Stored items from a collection
---*---

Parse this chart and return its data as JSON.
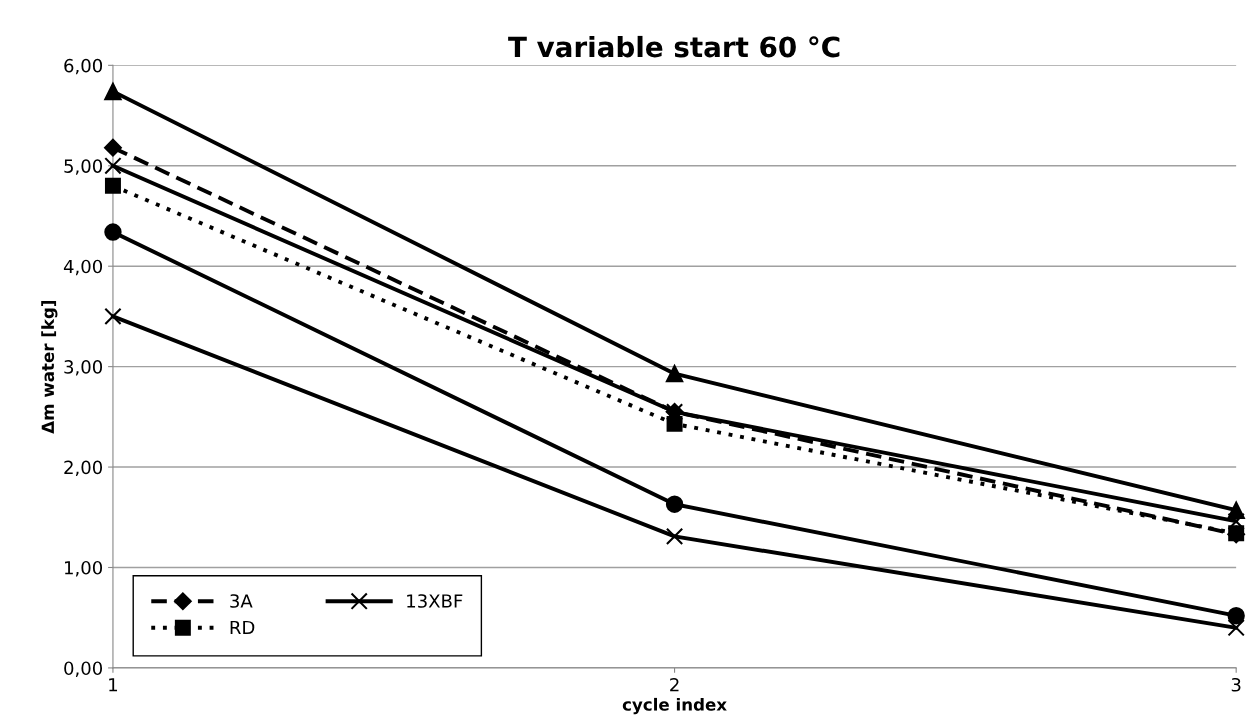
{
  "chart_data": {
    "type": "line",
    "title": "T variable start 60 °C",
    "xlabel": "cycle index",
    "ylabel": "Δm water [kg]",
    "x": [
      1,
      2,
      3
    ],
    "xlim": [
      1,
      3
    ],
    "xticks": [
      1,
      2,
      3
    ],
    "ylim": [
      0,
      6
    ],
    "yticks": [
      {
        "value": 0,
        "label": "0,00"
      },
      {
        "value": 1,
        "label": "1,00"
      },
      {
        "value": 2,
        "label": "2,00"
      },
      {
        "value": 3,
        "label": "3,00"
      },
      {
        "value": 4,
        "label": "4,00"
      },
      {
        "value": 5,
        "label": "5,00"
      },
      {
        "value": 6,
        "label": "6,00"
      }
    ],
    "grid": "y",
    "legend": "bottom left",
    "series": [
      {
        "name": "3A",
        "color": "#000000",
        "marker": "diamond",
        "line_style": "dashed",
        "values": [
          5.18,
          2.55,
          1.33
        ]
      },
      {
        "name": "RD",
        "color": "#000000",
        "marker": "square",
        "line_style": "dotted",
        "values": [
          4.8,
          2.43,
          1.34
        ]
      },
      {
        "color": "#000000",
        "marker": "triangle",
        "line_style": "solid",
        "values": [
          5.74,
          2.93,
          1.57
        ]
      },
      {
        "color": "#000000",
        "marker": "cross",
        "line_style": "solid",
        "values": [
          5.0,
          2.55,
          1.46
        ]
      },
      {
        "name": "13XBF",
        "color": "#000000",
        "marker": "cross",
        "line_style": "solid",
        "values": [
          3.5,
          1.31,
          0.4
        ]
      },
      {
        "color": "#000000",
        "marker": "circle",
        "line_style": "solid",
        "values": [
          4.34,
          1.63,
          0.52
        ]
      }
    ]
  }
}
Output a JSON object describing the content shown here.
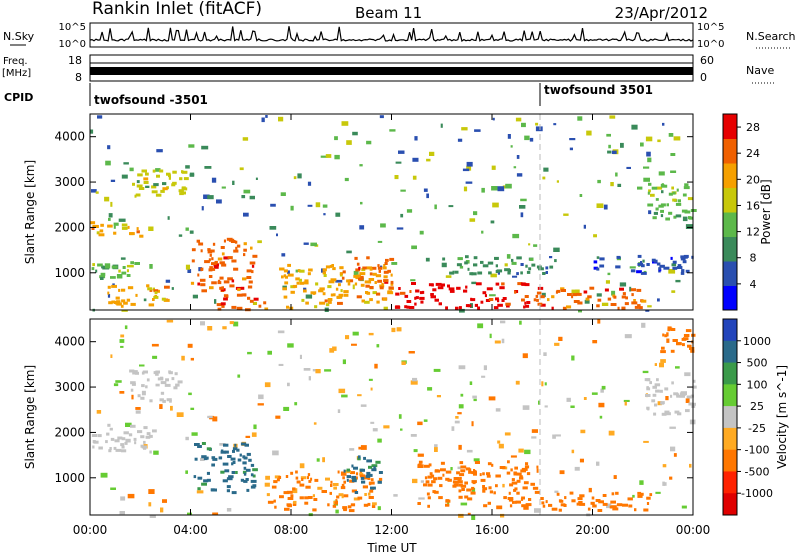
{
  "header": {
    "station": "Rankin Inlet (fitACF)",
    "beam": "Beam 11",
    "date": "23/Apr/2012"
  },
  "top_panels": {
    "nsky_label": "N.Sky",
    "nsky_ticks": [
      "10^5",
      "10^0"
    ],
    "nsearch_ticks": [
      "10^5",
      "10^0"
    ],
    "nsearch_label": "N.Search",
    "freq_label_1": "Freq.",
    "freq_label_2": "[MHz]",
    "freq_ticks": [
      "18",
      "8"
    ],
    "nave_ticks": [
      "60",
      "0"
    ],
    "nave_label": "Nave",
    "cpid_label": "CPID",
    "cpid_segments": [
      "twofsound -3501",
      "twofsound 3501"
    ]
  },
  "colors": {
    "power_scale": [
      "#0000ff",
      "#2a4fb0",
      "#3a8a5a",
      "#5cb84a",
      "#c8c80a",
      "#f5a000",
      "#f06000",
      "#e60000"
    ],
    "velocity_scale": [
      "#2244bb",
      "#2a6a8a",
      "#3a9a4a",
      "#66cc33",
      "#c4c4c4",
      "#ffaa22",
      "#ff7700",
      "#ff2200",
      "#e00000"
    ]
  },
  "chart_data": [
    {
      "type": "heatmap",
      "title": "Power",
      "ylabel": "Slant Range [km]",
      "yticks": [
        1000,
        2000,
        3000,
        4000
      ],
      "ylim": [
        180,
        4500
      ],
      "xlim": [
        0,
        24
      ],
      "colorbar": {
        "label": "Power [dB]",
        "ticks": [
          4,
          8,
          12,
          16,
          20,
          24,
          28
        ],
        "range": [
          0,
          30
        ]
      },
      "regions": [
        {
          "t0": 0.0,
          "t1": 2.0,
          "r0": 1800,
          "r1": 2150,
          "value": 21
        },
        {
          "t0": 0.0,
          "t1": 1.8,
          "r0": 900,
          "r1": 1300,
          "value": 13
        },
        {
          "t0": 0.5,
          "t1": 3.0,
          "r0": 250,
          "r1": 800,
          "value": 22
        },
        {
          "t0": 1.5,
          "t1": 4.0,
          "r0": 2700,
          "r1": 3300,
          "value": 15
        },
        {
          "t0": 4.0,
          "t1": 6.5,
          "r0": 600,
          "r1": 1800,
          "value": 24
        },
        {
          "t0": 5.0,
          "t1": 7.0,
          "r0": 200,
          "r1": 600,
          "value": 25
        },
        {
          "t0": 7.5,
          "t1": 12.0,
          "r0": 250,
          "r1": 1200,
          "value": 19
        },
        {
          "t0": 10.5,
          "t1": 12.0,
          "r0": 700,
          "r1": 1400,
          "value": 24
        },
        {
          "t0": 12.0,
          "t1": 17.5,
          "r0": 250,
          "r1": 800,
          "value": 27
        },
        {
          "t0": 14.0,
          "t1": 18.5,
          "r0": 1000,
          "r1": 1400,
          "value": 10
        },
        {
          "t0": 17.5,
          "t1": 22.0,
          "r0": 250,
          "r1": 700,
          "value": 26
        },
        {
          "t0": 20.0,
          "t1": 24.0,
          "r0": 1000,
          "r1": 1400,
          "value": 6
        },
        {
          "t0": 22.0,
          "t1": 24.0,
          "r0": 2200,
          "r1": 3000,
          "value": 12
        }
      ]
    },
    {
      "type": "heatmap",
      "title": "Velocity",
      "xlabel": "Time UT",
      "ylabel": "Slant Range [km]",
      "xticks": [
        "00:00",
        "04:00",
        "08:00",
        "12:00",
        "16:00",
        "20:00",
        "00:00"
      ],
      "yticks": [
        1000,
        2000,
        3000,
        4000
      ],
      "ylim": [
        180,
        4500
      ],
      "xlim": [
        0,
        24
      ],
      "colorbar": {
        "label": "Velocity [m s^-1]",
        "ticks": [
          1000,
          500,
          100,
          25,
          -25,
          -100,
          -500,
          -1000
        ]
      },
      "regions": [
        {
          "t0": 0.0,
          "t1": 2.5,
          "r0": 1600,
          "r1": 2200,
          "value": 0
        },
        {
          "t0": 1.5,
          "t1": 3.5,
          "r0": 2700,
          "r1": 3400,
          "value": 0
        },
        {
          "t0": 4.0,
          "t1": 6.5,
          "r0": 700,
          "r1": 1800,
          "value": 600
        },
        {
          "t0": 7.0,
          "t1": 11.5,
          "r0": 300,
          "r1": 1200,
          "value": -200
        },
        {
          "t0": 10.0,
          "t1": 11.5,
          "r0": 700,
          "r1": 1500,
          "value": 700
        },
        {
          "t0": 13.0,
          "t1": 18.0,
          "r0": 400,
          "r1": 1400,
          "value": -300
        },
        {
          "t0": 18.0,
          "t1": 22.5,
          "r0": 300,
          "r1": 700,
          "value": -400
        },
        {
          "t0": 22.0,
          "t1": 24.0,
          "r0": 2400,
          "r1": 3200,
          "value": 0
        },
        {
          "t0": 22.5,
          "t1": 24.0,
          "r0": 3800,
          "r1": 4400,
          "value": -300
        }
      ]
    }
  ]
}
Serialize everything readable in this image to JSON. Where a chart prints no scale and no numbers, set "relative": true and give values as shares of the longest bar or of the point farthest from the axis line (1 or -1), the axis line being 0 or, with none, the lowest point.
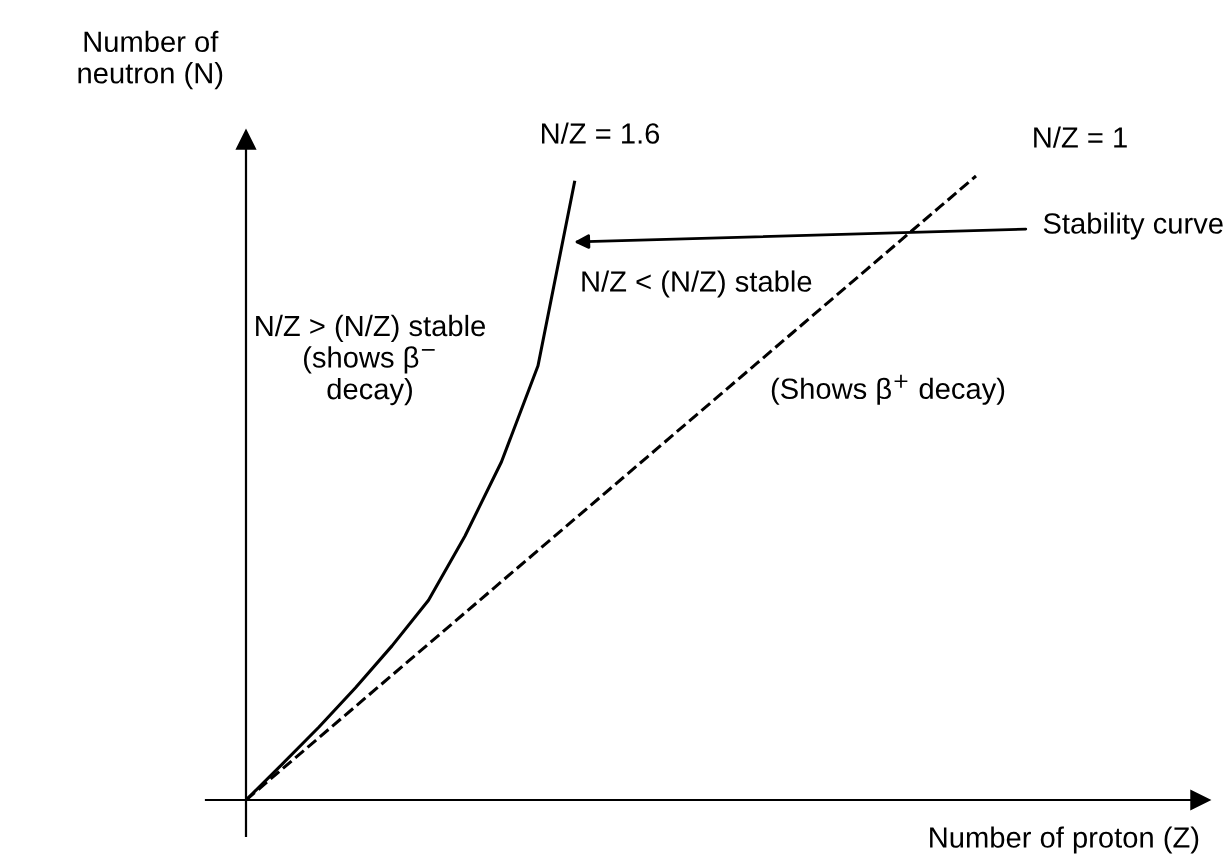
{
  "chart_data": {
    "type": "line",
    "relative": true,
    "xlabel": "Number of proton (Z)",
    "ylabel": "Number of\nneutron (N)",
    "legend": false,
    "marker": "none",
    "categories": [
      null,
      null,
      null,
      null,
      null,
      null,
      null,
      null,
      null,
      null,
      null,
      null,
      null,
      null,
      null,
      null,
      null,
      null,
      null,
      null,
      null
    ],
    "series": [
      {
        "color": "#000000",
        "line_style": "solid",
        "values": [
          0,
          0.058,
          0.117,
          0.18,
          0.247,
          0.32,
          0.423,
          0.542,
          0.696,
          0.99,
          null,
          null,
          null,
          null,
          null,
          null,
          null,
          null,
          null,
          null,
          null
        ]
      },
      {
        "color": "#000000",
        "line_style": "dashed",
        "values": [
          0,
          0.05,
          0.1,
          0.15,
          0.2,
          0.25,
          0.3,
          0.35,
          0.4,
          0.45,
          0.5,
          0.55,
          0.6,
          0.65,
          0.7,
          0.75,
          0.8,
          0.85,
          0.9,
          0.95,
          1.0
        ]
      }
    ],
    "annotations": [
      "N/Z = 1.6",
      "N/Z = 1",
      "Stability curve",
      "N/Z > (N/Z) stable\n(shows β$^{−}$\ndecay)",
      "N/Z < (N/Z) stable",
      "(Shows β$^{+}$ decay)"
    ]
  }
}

---*---

_Exercise aim_
Each line from the one containing "Serialize everything readable" through the last line of the entries above is to be extracted exactly. Pictures are not part of the copy.

_Result of the exercise_
Serialize everything readable in this image to JSON. Where a chart prints no scale and no numbers, set "relative": true and give values as shares of the longest bar or of the point farthest from the axis line (1 or -1), the axis line being 0 or, with none, the lowest point.
{
  "chart_data": {
    "type": "line",
    "relative": true,
    "xlabel": "Number of proton (Z)",
    "ylabel": "Number of\nneutron (N)",
    "legend": false,
    "marker": "none",
    "categories": [
      null,
      null,
      null,
      null,
      null,
      null,
      null,
      null,
      null,
      null,
      null,
      null,
      null,
      null,
      null,
      null,
      null,
      null,
      null,
      null,
      null
    ],
    "series": [
      {
        "color": "#000000",
        "line_style": "solid",
        "values": [
          0,
          0.058,
          0.117,
          0.18,
          0.247,
          0.32,
          0.423,
          0.542,
          0.696,
          0.99,
          null,
          null,
          null,
          null,
          null,
          null,
          null,
          null,
          null,
          null,
          null
        ]
      },
      {
        "color": "#000000",
        "line_style": "dashed",
        "values": [
          0,
          0.05,
          0.1,
          0.15,
          0.2,
          0.25,
          0.3,
          0.35,
          0.4,
          0.45,
          0.5,
          0.55,
          0.6,
          0.65,
          0.7,
          0.75,
          0.8,
          0.85,
          0.9,
          0.95,
          1.0
        ]
      }
    ],
    "annotations": [
      "N/Z = 1.6",
      "N/Z = 1",
      "Stability curve",
      "N/Z > (N/Z) stable\n(shows β$^{−}$\ndecay)",
      "N/Z < (N/Z) stable",
      "(Shows β$^{+}$ decay)"
    ]
  }
}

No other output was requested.